### AIM OF THE TASK
Each line should be copied exactly.

Chart and figure data:
»»
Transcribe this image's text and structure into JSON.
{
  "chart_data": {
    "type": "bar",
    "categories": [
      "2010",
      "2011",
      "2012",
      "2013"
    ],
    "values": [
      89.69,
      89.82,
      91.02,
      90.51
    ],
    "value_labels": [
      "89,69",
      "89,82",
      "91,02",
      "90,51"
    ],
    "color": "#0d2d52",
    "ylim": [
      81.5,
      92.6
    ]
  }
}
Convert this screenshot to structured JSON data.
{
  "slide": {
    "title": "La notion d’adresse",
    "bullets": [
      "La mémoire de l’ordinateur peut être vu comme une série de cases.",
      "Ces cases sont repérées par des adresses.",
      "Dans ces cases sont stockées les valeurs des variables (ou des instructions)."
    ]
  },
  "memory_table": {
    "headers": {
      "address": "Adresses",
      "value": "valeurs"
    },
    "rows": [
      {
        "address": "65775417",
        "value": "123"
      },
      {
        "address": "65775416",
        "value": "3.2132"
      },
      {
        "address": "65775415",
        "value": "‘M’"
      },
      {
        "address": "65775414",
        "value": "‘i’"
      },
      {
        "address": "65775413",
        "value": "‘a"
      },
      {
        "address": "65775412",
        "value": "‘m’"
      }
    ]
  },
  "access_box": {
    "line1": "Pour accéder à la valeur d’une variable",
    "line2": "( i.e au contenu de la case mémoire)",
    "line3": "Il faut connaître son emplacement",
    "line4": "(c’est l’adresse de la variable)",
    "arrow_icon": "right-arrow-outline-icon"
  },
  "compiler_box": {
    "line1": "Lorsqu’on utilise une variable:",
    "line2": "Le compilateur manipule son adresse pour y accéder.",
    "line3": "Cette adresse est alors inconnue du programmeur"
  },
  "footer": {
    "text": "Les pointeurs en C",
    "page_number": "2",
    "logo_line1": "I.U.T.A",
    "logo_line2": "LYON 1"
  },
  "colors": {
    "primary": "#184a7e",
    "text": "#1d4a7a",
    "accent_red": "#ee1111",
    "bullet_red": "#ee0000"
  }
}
««
### SOLVED EXERCISE
Transcribe this image's text and structure into JSON.
{
  "chart_data": {
    "type": "bar",
    "categories": [
      "2010",
      "2011",
      "2012",
      "2013"
    ],
    "values": [
      89.69,
      89.82,
      91.02,
      90.51
    ],
    "value_labels": [
      "89,69",
      "89,82",
      "91,02",
      "90,51"
    ],
    "color": "#0d2d52",
    "ylim": [
      81.5,
      92.6
    ]
  }
}
Convert this screenshot to structured JSON data.
{
  "slide": {
    "title": "La notion d’adresse",
    "bullets": [
      "La mémoire de l’ordinateur peut être vu comme une série de cases.",
      "Ces cases sont repérées par des adresses.",
      "Dans ces cases sont stockées les valeurs des variables (ou des instructions)."
    ]
  },
  "memory_table": {
    "headers": {
      "address": "Adresses",
      "value": "valeurs"
    },
    "rows": [
      {
        "address": "65775417",
        "value": "123"
      },
      {
        "address": "65775416",
        "value": "3.2132"
      },
      {
        "address": "65775415",
        "value": "‘M’"
      },
      {
        "address": "65775414",
        "value": "‘i’"
      },
      {
        "address": "65775413",
        "value": "‘a"
      },
      {
        "address": "65775412",
        "value": "‘m’"
      }
    ]
  },
  "access_box": {
    "line1": "Pour accéder à la valeur d’une variable",
    "line2": "( i.e au contenu de la case mémoire)",
    "line3": "Il faut connaître son emplacement",
    "line4": "(c’est l’adresse de la variable)",
    "arrow_icon": "right-arrow-outline-icon"
  },
  "compiler_box": {
    "line1": "Lorsqu’on utilise une variable:",
    "line2": "Le compilateur manipule son adresse pour y accéder.",
    "line3": "Cette adresse est alors inconnue du programmeur"
  },
  "footer": {
    "text": "Les pointeurs en C",
    "page_number": "2",
    "logo_line1": "I.U.T.A",
    "logo_line2": "LYON 1"
  },
  "colors": {
    "primary": "#184a7e",
    "text": "#1d4a7a",
    "accent_red": "#ee1111",
    "bullet_red": "#ee0000"
  }
}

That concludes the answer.